◆ STATED GOAL ◆
Count how many lines in this material contain "تاریخ". The answer is that number alone.
──────────────────────────────
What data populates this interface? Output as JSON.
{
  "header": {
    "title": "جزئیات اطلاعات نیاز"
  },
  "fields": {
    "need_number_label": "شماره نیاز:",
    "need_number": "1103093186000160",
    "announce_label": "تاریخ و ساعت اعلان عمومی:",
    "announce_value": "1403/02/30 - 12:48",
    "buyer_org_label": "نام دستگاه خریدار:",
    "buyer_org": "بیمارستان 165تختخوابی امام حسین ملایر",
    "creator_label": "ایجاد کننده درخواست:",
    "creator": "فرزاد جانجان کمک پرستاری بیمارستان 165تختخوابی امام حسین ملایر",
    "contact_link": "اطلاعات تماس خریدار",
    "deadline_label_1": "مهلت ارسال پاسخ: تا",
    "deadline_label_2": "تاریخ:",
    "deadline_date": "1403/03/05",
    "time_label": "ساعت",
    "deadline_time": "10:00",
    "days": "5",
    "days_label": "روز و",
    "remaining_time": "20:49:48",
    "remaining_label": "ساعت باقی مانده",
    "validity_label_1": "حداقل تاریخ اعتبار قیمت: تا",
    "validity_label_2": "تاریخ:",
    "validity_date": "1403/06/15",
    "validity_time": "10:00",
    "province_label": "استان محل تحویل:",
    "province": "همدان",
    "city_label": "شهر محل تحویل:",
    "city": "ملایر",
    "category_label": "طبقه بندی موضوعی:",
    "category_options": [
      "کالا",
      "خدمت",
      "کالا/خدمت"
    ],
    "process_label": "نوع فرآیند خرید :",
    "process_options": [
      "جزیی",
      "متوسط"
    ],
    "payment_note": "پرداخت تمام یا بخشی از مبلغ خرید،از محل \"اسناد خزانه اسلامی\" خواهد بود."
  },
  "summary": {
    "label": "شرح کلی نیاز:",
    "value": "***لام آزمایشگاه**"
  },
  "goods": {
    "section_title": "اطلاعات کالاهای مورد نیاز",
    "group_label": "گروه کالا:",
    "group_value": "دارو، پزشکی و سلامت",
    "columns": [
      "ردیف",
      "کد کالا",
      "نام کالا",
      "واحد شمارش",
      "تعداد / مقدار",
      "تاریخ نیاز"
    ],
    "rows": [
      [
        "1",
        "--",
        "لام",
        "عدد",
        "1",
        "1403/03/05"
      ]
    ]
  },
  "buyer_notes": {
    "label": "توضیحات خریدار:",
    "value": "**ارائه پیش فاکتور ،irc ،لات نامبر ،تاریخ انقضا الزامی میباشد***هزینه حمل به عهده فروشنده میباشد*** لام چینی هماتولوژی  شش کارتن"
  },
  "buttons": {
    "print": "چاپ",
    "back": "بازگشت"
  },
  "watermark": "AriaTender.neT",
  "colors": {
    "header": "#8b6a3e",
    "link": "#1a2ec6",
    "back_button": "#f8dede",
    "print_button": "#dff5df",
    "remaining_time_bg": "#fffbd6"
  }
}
──────────────────────────────
◆ WRITTEN ANSWER ◆
6